[Extracted records]:
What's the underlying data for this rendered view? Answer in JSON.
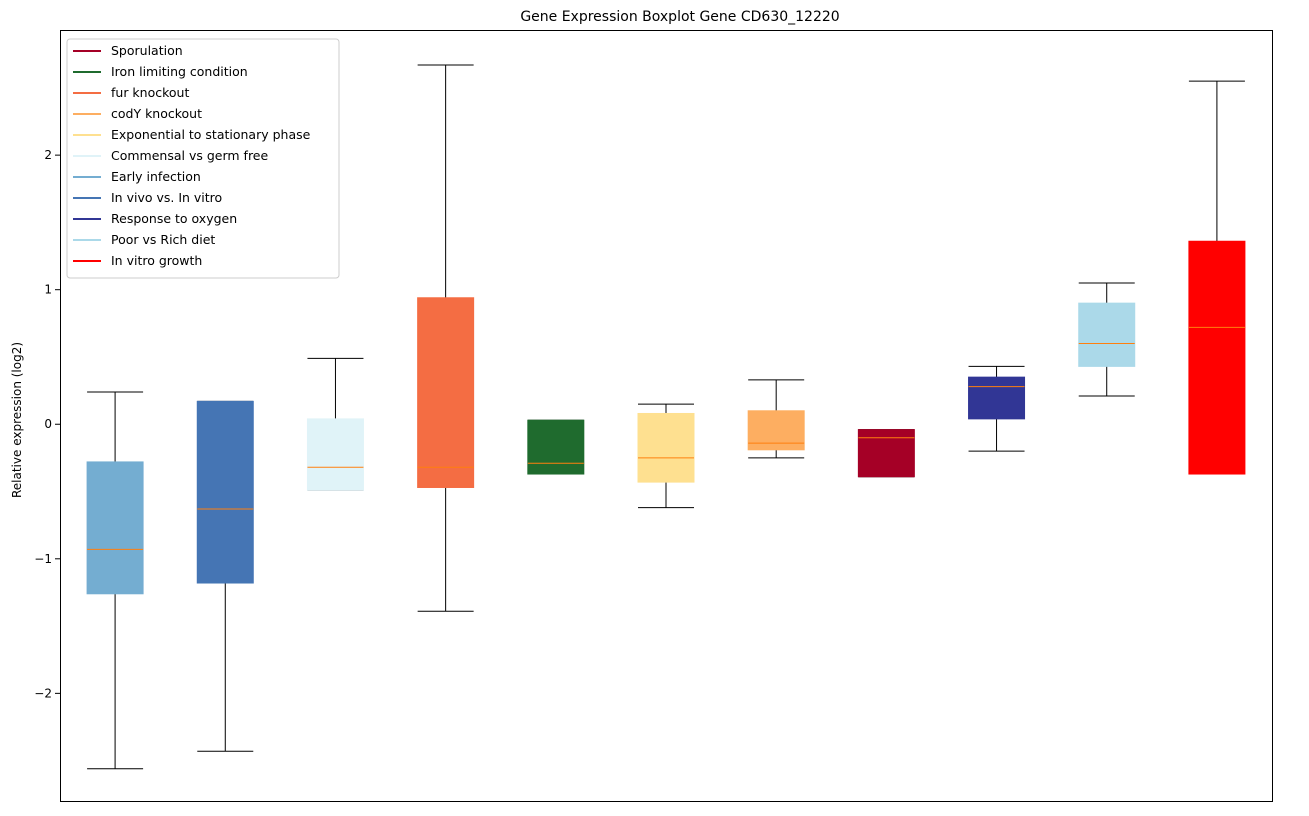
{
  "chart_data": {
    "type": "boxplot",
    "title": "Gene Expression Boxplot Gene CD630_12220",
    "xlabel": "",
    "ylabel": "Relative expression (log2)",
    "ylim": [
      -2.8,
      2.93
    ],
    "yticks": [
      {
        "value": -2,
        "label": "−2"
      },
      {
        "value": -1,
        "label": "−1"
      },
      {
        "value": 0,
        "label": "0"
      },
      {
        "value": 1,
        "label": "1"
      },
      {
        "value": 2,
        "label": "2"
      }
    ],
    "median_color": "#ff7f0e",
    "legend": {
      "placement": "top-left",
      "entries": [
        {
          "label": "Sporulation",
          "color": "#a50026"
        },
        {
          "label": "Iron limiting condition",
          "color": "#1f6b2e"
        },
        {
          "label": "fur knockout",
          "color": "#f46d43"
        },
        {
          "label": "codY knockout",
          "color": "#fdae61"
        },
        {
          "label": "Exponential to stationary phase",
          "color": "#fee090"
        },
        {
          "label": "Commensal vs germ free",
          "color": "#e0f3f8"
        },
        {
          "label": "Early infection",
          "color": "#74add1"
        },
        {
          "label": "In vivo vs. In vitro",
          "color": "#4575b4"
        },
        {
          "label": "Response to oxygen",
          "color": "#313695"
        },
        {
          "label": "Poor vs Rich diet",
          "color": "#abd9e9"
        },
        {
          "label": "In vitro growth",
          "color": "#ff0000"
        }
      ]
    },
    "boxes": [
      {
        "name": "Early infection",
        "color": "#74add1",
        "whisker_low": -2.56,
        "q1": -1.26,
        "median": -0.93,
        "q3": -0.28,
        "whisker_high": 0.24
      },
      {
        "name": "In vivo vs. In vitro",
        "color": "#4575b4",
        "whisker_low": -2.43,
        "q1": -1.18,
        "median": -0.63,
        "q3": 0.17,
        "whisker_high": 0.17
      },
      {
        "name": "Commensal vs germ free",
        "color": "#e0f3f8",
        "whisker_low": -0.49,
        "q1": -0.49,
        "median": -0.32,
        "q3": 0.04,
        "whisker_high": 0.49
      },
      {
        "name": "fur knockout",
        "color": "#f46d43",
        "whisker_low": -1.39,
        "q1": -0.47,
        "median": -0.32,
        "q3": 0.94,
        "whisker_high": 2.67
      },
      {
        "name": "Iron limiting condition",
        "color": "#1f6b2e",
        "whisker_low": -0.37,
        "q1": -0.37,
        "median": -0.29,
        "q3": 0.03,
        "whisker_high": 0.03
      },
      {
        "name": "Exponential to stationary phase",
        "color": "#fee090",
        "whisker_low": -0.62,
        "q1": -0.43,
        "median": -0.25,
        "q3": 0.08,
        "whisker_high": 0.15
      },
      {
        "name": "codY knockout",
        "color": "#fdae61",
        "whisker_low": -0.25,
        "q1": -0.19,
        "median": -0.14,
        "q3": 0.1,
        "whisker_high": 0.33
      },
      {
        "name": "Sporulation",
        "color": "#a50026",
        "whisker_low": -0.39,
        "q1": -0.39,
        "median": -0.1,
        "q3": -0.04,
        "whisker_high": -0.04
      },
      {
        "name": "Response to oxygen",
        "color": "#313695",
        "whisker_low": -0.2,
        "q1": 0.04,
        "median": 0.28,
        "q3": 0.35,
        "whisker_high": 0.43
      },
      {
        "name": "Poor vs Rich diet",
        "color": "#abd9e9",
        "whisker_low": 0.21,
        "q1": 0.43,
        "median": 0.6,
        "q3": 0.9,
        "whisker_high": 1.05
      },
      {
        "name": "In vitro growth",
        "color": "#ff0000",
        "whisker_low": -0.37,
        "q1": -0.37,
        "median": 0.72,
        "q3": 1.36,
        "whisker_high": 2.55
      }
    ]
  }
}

[Your assignment]: Using the records above, list each line that includes "condition".

[Finished exercise]:
          "label": "Iron limiting condition",
        "name": "Iron limiting condition",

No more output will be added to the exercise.